» **TEXTE FOURNI**:
Il faut lire “Une brève histoire de l’avenir” de Jacques Attali
Quand le conflit qui se déroule en Ukraine risque de nous entraîner dans un engrenage incontrôlable et infernal, si nous voulons éviter le pire, il est urgent de se poser la question de la place de la guerre dans le monde contemporain.
Sans doute parce que les temps sont incertains, il m’est apparu nécessaire de lire "Une brève histoire de l’avenir" de Jacques Attali, dans sa dernière version publiée chez Fayard en 2015.
400 pages très denses, pleines d’informations nous décrivant le monde de l’ordre marchand, de sa naissance à nos jours ; 400 pages pour nous dresser une brève histoire de l’avenir dont l’horizon est 2050, c’est-à-dire demain, si nous y parvenons.
Je me suis donc plongé dans ce livre. Sans a priori. Je ne connais l’auteur que par les médias ainsi que par la lecture des volumes de Verbatim que j’ai dévorés intégralement, comme je l’ai fait de « C’était de Gaulle » d’Alain Peyrrefite. Des documents incontournables pour qui s’intéresse à l’histoire de France récente et aux hommes qui ont détenu le pouvoir d’en influencer le cours. On y trouve, entre autres, une réflexion, ô combien d’actualité, sur l’emploi des armes nucléaires et sur la dissuasion ; dans Verbatim, il est urgent de relire l’échange qu’ont eu François Mitterrand et André Girault, ministre de la Défense entre 1986 et 1988, au sujet des missiles à courte portée SS20 et Pershing, des armes nucléaires tactiques, quand, dans quelques mois, si Clausewitz a raison, il pourrait être question de l’emploi de ces armes nucléaires tactiques en Ukraine.

» **EXTRAITS DU LISTING**:
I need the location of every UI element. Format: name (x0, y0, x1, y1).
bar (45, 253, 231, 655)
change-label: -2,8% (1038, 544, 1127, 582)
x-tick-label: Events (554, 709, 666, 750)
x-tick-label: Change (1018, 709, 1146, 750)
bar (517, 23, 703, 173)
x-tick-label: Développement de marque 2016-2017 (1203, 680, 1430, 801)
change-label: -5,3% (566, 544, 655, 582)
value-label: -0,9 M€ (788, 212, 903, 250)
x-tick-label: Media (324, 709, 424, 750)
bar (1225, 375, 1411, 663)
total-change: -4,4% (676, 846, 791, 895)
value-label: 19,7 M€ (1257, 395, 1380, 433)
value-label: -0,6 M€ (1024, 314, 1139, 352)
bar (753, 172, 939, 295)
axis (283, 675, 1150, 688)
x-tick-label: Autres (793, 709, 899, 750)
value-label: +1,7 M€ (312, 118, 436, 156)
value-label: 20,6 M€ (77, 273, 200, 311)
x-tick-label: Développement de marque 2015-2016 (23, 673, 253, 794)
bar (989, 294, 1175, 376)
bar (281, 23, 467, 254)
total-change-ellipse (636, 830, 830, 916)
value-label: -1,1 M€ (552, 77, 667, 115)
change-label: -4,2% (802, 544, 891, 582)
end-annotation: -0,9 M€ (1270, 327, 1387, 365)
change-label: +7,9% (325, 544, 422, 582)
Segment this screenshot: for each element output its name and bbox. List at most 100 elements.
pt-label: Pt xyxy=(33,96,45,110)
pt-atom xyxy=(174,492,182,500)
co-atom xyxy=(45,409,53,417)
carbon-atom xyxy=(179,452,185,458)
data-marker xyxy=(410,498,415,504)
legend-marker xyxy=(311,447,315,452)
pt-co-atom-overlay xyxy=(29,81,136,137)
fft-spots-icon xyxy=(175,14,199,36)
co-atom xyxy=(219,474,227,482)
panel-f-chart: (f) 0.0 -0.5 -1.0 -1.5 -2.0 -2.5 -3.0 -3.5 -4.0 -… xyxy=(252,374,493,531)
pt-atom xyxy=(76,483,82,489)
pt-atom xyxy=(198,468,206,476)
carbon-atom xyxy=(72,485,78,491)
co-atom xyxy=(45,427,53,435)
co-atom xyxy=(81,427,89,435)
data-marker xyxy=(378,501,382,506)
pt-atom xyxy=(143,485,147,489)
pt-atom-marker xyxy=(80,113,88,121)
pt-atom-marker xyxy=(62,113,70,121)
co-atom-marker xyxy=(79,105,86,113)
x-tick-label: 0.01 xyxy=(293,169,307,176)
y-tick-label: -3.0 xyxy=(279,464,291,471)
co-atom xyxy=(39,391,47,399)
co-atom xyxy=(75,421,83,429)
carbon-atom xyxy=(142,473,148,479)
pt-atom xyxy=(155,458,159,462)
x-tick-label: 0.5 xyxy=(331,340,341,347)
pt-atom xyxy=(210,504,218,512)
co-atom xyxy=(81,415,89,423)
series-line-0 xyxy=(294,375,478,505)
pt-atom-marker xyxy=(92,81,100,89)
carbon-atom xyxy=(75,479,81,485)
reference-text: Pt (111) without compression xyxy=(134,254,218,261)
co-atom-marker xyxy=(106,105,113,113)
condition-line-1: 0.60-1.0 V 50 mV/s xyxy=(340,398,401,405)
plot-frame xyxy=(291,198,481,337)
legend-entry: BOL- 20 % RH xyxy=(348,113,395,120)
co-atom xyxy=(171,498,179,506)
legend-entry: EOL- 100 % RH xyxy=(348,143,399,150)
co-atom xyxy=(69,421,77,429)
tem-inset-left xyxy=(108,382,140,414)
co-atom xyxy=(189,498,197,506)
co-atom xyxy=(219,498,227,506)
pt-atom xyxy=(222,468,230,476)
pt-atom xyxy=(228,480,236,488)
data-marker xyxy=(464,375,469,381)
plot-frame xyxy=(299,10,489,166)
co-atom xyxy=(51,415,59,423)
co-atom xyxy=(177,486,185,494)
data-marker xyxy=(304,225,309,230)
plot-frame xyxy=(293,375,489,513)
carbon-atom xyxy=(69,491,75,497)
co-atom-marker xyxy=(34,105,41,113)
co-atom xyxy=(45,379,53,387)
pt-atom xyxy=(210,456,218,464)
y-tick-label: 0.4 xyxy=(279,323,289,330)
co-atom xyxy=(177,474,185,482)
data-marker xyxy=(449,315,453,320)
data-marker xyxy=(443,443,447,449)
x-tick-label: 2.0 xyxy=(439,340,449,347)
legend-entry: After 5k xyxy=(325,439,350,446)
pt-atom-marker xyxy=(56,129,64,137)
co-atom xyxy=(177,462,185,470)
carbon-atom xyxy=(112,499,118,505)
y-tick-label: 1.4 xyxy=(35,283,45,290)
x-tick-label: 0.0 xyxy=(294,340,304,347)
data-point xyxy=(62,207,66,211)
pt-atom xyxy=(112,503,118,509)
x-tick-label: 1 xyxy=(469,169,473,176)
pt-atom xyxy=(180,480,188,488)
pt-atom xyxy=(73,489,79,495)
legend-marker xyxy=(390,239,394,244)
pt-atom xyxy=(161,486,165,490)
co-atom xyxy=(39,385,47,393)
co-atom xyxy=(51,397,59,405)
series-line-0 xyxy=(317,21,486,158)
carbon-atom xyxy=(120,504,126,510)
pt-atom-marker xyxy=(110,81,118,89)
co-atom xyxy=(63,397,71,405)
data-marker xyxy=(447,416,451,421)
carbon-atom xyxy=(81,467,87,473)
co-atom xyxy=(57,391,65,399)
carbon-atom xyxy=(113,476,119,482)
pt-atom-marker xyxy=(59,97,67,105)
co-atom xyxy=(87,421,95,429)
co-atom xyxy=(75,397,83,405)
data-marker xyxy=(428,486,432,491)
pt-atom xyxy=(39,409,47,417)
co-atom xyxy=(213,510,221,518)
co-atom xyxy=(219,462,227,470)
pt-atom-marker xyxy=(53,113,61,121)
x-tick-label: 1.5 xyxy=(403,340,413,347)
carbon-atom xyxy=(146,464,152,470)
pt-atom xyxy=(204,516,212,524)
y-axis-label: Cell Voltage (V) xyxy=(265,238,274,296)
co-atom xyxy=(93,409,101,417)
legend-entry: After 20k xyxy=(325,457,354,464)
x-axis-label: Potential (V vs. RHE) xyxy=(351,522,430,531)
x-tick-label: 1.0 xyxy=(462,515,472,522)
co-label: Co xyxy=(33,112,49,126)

» **EXERCICES À FAIRE**:
1) Répondez à ces questions sur le texte fourni :
(a) Chez quel éditeur et en quelle année est parue la version du livre de Jacques Attali qui a été lue ?
(b) Quelle année marque l'horizon de cette brève histoire de l'avenir ?
(c) Entre quelles années André Girault a-t-il été ministre de la Défense ?
2) Recopiez le passage du texte fourni qui commence aux mots "Il faut lire" et s'arrête après les mots "le monde contemporain.".

» **RÉPONSES ATTENDUES**:
1)
(a) Chez Fayard, en 2015.
(b) 2050.
(c) Entre 1986 et 1988.

2)
Il faut lire “Une brève histoire de l’avenir” de Jacques Attali
Quand le conflit qui se déroule en Ukraine risque de nous entraîner dans un engrenage incontrôlable et infernal, si nous voulons éviter le pire, il est urgent de se poser la question de la place de la guerre dans le monde contemporain.